Stated goal: What is the number of lines that include the word "corretta"? Provide only that figure.

Supplied records:

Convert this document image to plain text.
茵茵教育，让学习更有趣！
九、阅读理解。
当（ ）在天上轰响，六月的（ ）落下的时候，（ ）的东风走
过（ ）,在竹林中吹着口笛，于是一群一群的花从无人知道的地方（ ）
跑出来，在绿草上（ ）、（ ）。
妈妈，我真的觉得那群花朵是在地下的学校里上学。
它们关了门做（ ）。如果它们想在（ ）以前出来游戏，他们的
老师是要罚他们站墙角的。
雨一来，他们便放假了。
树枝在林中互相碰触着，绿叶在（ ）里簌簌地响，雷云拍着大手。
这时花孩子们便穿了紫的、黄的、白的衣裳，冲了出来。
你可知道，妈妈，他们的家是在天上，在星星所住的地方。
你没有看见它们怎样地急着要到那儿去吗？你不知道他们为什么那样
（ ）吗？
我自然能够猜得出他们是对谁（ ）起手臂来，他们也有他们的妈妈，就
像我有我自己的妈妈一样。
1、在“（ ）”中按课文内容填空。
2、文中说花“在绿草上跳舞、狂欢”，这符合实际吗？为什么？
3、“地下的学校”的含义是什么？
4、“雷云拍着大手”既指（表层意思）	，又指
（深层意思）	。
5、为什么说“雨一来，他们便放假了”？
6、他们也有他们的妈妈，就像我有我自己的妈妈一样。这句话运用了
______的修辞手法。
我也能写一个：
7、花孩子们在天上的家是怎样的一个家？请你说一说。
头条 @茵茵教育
* * *
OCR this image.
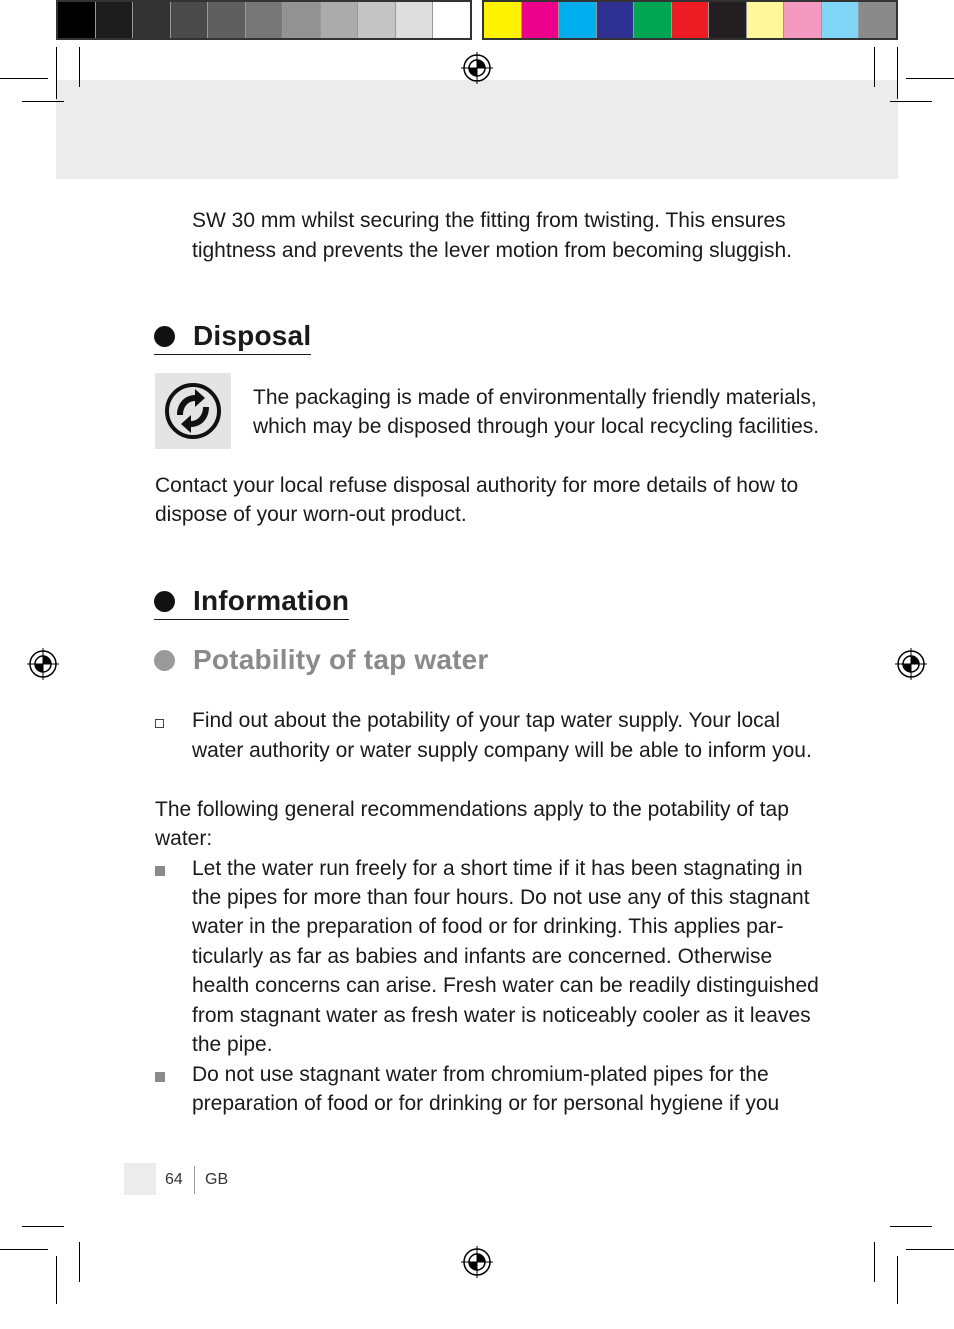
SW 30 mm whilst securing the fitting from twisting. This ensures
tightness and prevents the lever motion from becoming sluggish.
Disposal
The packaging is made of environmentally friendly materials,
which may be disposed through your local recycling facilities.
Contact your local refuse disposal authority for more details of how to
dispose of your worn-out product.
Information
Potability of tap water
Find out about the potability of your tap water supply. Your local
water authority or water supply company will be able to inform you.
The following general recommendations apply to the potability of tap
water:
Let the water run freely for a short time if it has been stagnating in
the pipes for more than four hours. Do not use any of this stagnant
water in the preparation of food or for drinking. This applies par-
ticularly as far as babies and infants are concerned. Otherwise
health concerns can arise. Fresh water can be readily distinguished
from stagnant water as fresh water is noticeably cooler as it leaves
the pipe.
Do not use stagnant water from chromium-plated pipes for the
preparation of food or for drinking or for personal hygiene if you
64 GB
==
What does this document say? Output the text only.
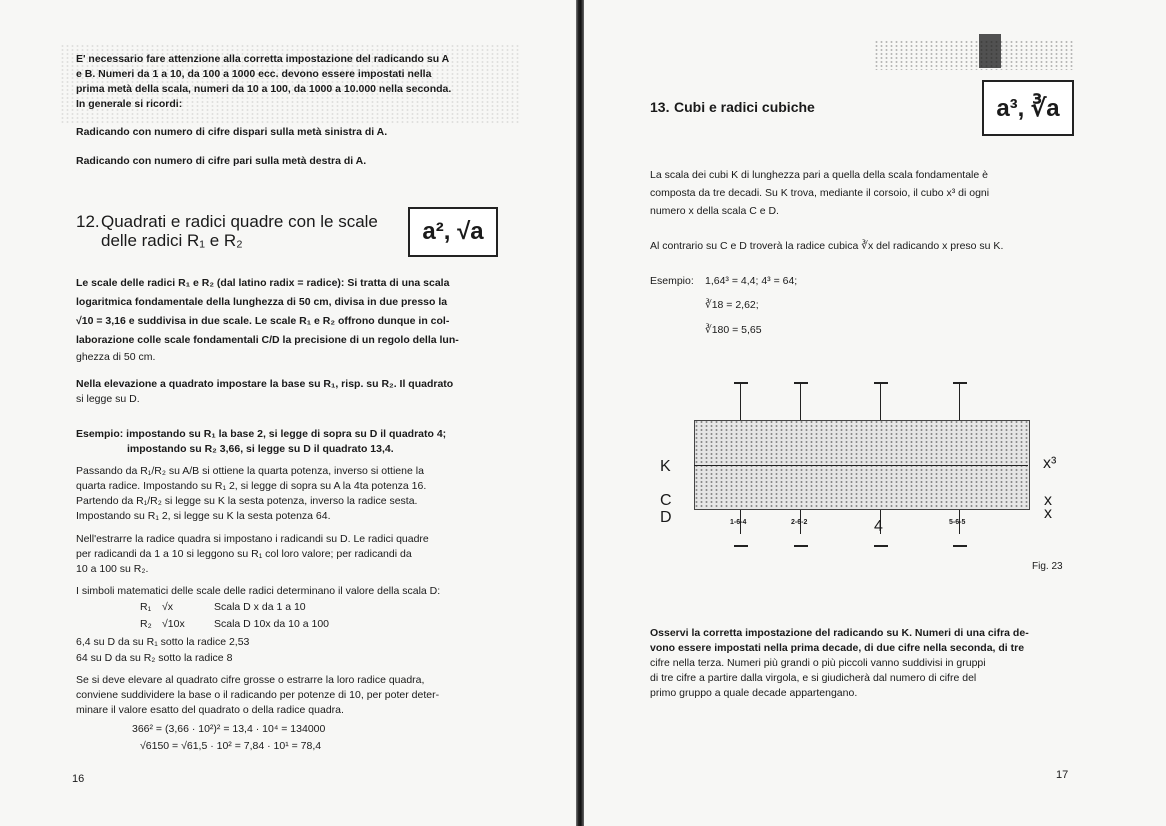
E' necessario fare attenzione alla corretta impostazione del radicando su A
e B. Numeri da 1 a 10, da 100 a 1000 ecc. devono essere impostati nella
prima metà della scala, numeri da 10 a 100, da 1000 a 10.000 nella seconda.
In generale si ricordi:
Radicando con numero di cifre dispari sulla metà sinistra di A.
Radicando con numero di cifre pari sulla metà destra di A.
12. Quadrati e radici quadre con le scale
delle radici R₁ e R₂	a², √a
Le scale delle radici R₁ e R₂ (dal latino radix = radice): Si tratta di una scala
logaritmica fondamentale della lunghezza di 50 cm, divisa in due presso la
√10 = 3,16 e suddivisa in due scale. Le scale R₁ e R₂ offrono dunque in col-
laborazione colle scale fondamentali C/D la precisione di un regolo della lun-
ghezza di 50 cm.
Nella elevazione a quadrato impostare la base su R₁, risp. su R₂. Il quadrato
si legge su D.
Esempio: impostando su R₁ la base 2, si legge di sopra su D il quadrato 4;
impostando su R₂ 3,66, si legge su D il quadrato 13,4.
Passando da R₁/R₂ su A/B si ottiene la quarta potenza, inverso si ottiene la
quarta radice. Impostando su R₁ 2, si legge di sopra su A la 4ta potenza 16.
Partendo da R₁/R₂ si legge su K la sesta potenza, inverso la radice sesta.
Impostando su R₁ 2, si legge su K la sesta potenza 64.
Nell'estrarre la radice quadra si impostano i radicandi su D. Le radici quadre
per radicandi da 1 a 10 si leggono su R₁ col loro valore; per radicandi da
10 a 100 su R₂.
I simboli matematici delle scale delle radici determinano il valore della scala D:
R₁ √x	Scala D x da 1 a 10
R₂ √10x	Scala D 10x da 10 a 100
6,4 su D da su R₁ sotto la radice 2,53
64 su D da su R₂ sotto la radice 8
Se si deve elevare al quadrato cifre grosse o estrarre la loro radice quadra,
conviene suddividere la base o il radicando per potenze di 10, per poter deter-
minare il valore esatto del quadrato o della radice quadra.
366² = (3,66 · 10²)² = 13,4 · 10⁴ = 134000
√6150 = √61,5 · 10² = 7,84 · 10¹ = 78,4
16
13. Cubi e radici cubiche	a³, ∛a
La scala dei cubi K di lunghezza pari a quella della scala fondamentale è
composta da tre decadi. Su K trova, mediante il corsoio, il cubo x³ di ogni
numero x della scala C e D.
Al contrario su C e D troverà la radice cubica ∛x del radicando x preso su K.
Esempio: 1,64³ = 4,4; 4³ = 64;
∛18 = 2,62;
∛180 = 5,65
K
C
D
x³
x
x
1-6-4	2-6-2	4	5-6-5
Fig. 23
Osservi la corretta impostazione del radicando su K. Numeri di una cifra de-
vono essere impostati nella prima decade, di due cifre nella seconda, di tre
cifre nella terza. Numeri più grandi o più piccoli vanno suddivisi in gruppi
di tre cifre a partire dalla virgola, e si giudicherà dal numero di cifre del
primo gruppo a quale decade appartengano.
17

Answer to the problem: 2